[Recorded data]

◇ ◇ ◇ ◇

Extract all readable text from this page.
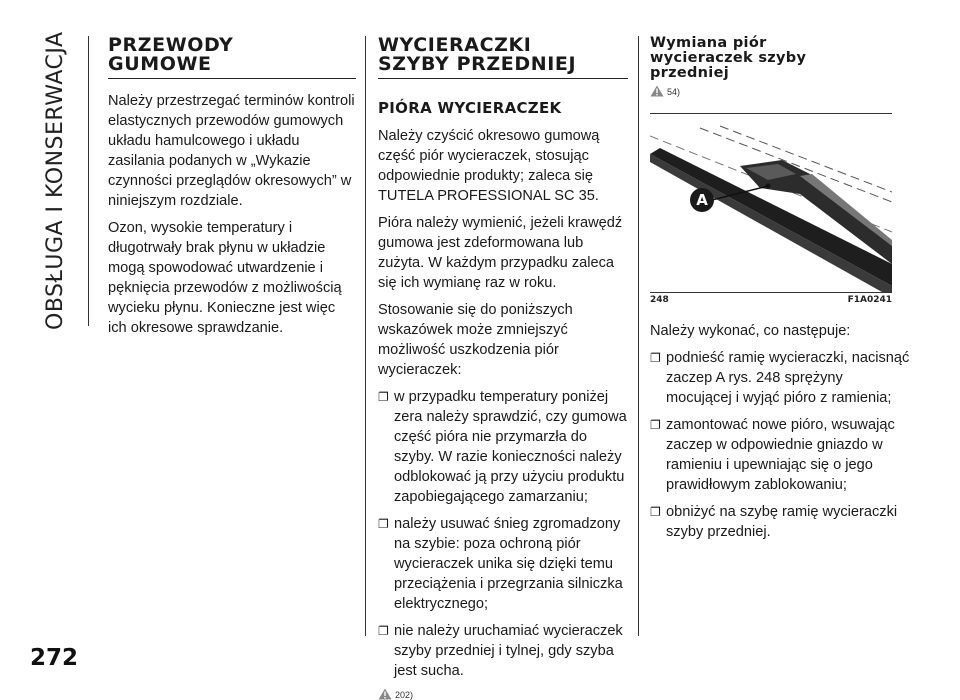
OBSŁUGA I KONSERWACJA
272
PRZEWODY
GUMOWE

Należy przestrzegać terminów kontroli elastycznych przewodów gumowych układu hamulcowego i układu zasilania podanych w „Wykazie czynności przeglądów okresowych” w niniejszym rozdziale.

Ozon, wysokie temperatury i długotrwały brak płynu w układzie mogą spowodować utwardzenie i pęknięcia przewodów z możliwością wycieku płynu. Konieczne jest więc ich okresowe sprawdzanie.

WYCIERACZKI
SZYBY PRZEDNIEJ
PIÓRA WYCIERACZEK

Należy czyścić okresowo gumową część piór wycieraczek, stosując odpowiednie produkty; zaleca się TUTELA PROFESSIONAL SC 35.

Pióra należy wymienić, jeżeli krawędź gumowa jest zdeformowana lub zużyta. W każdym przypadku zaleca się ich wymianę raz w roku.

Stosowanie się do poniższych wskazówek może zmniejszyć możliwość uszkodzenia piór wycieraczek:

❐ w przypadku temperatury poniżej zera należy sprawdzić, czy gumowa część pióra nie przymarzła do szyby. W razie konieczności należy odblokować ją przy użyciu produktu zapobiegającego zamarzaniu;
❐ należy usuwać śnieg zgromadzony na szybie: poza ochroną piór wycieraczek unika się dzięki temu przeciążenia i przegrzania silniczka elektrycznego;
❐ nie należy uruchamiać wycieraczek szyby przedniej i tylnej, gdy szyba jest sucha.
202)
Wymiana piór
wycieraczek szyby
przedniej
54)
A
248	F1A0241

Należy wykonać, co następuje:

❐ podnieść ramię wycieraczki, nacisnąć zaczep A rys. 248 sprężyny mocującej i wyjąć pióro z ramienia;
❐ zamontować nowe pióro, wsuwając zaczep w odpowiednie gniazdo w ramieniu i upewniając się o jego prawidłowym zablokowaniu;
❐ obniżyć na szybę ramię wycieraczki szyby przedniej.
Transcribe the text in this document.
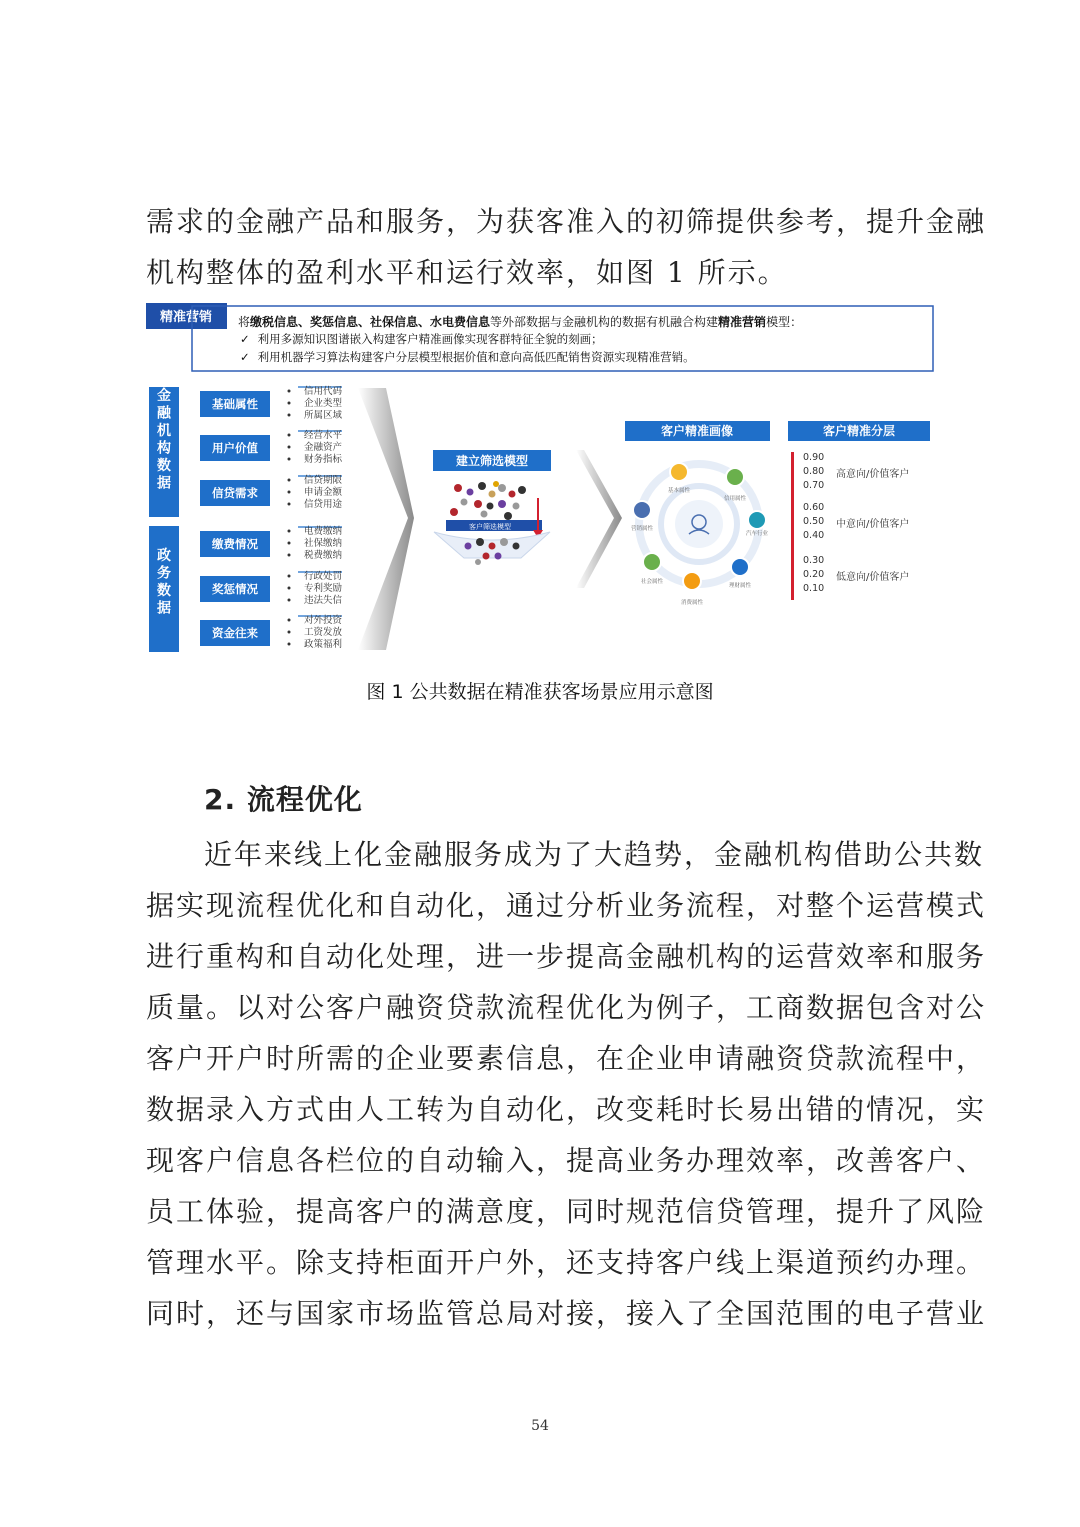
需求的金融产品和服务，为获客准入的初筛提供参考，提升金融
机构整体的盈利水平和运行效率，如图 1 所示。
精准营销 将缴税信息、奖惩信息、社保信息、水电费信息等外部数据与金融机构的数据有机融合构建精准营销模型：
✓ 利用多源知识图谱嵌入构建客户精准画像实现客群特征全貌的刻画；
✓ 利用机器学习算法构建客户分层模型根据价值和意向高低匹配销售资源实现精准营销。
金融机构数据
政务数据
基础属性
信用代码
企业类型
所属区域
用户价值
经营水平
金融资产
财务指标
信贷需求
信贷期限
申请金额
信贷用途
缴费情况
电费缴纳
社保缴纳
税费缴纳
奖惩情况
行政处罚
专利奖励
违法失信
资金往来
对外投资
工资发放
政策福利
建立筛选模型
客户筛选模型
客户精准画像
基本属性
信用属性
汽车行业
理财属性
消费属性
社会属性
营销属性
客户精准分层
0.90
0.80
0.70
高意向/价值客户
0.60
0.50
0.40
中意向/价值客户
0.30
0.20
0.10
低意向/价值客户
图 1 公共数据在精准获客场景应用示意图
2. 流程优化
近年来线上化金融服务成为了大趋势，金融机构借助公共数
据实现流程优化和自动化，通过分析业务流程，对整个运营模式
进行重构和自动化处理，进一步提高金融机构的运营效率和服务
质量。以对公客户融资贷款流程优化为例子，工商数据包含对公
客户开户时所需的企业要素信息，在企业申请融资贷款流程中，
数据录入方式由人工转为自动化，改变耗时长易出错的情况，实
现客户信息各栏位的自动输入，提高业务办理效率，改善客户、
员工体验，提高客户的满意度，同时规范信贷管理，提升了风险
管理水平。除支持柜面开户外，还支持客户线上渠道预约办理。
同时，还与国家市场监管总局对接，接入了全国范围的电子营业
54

◇ ◇ ◇ ◇

__Task instructions__. Copy each line of the listing that contains the string "zaleca".

__Answer to the problem__.
Należy czyścić okresowo gumową część piór wycieraczek, stosując odpowiednie produkty; zaleca się TUTELA PROFESSIONAL SC 35.
Pióra należy wymienić, jeżeli krawędź gumowa jest zdeformowana lub zużyta. W każdym przypadku zaleca się ich wymianę raz w roku.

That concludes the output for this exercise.